### PROBLEM REQUIREMENTS
Starting at the line that contains "What does this", copy each line through the final one exactly as written.

### DATA LINES
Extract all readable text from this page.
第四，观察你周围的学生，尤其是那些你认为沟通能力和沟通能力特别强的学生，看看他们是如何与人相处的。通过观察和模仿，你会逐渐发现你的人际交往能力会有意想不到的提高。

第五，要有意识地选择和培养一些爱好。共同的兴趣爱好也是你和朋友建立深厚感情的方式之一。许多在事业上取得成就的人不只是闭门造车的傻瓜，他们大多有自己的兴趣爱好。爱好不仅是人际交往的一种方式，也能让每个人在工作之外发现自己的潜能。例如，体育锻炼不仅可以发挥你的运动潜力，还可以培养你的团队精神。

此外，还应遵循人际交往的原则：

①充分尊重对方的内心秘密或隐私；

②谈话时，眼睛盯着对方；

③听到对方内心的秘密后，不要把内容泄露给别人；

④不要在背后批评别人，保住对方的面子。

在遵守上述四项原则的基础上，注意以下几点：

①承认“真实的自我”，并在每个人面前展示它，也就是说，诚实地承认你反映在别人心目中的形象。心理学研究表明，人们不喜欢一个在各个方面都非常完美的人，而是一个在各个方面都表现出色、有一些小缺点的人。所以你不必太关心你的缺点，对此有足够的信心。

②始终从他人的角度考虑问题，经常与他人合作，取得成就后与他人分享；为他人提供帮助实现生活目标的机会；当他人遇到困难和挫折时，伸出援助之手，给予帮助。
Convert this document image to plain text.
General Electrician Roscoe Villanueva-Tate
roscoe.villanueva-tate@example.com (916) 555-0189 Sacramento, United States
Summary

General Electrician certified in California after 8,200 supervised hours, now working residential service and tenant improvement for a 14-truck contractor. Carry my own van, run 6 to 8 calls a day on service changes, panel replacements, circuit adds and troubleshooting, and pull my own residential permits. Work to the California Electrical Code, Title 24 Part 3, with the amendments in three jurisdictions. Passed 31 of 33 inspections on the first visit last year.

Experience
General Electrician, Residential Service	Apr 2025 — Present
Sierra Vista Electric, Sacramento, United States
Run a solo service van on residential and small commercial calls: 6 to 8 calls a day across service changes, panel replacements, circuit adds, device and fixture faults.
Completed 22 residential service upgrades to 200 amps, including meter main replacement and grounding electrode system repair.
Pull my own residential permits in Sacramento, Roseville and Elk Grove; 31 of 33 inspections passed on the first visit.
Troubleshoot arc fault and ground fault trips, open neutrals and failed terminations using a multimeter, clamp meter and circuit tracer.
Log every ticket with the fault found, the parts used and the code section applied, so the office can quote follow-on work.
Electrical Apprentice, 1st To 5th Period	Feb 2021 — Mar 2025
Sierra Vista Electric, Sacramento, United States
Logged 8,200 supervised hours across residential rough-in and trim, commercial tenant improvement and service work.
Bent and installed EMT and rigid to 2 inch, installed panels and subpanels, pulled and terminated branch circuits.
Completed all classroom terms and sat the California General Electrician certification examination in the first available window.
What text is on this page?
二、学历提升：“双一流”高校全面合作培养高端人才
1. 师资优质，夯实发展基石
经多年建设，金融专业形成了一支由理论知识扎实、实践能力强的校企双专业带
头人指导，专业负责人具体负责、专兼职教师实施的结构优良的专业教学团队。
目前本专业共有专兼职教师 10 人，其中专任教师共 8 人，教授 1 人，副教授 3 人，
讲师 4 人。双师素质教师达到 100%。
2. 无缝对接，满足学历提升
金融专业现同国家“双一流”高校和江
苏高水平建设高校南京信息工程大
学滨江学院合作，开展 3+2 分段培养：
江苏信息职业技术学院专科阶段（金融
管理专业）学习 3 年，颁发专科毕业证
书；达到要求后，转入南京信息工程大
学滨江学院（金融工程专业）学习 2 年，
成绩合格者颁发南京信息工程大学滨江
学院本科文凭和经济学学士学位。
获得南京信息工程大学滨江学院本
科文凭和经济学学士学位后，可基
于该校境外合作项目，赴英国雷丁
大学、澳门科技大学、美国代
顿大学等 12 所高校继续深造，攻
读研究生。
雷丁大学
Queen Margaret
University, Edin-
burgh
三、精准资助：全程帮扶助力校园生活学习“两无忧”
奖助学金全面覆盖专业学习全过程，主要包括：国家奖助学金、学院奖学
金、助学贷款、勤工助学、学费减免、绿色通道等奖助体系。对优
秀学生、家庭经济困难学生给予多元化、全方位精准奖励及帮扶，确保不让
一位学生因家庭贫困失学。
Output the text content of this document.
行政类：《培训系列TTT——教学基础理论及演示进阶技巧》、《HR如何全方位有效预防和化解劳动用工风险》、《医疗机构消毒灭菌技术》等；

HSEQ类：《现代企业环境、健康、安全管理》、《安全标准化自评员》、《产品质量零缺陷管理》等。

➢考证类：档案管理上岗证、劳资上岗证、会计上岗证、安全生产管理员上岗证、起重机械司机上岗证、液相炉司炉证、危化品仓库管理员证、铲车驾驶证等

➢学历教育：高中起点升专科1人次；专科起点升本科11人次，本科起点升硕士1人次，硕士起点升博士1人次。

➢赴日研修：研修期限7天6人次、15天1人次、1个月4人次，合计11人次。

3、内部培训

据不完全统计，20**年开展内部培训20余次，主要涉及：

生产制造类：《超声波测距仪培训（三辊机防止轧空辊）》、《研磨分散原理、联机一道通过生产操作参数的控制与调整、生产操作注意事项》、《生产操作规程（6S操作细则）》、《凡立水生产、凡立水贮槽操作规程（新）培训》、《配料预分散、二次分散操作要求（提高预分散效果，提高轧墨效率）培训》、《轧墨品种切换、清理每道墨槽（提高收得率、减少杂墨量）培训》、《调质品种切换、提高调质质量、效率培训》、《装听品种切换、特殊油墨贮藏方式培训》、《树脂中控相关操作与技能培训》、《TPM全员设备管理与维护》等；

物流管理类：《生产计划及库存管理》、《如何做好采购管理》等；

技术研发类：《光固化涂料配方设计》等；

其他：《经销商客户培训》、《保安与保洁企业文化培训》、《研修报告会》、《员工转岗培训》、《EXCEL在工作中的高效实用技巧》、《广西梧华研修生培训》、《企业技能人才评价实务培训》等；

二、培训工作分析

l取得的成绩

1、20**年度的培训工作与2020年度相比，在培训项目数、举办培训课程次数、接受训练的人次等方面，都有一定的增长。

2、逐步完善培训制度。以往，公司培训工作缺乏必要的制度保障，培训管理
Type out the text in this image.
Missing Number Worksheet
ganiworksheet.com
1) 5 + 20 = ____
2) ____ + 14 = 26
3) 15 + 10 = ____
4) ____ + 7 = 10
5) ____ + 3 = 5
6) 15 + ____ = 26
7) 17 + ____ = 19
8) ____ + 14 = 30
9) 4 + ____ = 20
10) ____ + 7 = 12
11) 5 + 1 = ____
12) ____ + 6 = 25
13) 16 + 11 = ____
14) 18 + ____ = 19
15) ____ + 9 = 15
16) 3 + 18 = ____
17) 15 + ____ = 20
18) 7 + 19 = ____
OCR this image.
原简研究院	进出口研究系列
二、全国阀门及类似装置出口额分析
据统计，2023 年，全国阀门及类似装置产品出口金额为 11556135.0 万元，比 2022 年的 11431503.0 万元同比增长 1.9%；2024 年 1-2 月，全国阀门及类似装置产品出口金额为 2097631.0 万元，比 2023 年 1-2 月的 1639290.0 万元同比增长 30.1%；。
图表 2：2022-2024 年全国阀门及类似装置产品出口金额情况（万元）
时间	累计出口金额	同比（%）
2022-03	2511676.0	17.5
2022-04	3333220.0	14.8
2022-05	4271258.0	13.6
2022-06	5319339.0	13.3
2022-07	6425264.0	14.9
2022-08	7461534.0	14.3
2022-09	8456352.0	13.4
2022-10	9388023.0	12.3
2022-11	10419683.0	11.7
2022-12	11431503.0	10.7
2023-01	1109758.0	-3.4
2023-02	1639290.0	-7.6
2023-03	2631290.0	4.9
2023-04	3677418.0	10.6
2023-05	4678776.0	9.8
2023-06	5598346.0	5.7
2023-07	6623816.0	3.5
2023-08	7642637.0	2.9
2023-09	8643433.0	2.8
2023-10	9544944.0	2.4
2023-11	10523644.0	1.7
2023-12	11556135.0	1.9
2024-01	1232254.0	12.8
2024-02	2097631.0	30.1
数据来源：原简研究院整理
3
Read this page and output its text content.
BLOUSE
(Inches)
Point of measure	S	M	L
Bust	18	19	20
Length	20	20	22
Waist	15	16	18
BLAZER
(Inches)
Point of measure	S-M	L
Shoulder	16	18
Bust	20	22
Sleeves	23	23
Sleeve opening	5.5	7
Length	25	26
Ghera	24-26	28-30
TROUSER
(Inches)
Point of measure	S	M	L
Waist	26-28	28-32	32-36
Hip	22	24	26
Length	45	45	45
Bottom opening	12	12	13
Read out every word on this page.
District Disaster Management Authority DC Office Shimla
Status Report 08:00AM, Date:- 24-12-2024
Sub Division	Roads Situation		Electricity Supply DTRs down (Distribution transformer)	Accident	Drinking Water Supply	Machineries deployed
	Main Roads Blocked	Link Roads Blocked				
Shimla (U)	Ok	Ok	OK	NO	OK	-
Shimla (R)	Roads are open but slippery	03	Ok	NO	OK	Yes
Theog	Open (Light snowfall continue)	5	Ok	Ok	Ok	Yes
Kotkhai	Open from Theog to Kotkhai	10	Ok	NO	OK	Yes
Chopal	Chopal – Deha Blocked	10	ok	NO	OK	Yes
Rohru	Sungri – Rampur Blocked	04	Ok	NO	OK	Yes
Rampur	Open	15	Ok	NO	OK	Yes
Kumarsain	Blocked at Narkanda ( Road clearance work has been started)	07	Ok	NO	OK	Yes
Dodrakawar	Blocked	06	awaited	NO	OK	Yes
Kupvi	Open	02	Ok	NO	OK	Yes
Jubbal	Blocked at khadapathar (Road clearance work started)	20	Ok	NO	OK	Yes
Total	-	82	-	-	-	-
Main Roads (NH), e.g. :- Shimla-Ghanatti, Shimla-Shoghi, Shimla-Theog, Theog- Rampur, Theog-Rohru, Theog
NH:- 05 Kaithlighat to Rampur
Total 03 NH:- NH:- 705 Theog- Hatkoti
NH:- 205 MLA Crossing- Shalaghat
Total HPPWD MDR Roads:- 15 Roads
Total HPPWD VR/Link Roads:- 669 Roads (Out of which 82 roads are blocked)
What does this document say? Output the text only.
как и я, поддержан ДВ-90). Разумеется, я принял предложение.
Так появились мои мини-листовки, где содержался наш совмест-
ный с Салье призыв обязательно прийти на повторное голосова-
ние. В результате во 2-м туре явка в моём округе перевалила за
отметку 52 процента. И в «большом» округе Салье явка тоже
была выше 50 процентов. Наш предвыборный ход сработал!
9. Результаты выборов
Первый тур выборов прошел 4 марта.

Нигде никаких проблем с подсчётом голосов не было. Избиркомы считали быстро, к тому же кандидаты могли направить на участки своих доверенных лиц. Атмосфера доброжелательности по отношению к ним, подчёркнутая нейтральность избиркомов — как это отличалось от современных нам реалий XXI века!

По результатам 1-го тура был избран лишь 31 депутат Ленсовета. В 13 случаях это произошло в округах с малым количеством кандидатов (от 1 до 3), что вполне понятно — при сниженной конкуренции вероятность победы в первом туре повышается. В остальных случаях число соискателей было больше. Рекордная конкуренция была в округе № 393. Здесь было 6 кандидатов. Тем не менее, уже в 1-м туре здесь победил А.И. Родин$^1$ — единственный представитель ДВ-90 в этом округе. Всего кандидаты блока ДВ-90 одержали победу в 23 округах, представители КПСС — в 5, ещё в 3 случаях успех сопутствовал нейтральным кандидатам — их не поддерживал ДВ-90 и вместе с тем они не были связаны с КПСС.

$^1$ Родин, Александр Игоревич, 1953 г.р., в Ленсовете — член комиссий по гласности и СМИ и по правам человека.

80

### SOLUTION TO THIS EXERCISE
What does this document say? Output the text only.
как и я, поддержан ДВ-90). Разумеется, я принял предложение.
Так появились мои мини-листовки, где содержался наш совмест-
ный с Салье призыв обязательно прийти на повторное голосова-
ние. В результате во 2-м туре явка в моём округе перевалила за
отметку 52 процента. И в «большом» округе Салье явка тоже
была выше 50 процентов. Наш предвыборный ход сработал!
9. Результаты выборов
Первый тур выборов прошел 4 марта.

Нигде никаких проблем с подсчётом голосов не было. Избиркомы считали быстро, к тому же кандидаты могли направить на участки своих доверенных лиц. Атмосфера доброжелательности по отношению к ним, подчёркнутая нейтральность избиркомов — как это отличалось от современных нам реалий XXI века!

По результатам 1-го тура был избран лишь 31 депутат Ленсовета. В 13 случаях это произошло в округах с малым количеством кандидатов (от 1 до 3), что вполне понятно — при сниженной конкуренции вероятность победы в первом туре повышается. В остальных случаях число соискателей было больше. Рекордная конкуренция была в округе № 393. Здесь было 6 кандидатов. Тем не менее, уже в 1-м туре здесь победил А.И. Родин$^1$ — единственный представитель ДВ-90 в этом округе. Всего кандидаты блока ДВ-90 одержали победу в 23 округах, представители КПСС — в 5, ещё в 3 случаях успех сопутствовал нейтральным кандидатам — их не поддерживал ДВ-90 и вместе с тем они не были связаны с КПСС.

$^1$ Родин, Александр Игоревич, 1953 г.р., в Ленсовете — член комиссий по гласности и СМИ и по правам человека.

80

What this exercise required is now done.